Records from a collection of figures
──────────────────────────────
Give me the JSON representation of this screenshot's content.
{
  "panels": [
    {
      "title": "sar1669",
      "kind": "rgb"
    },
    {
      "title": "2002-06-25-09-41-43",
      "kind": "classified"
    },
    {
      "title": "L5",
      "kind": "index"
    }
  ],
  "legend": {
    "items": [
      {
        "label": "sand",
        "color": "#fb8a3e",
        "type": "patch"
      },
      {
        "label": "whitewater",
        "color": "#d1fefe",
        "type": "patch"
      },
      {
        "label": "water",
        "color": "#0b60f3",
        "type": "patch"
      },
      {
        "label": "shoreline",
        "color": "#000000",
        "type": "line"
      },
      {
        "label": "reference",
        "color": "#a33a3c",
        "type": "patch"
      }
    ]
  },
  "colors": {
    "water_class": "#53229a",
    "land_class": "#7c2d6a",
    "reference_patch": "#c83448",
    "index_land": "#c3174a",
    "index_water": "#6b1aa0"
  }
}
──────────────────────────────
Work to do: Copy all of the data exactly.

Exercise solution:
Give me the JSON representation of this screenshot's content.
{
  "panels": [
    {
      "title": "sar1669",
      "kind": "rgb"
    },
    {
      "title": "2002-06-25-09-41-43",
      "kind": "classified"
    },
    {
      "title": "L5",
      "kind": "index"
    }
  ],
  "legend": {
    "items": [
      {
        "label": "sand",
        "color": "#fb8a3e",
        "type": "patch"
      },
      {
        "label": "whitewater",
        "color": "#d1fefe",
        "type": "patch"
      },
      {
        "label": "water",
        "color": "#0b60f3",
        "type": "patch"
      },
      {
        "label": "shoreline",
        "color": "#000000",
        "type": "line"
      },
      {
        "label": "reference",
        "color": "#a33a3c",
        "type": "patch"
      }
    ]
  },
  "colors": {
    "water_class": "#53229a",
    "land_class": "#7c2d6a",
    "reference_patch": "#c83448",
    "index_land": "#c3174a",
    "index_water": "#6b1aa0"
  }
}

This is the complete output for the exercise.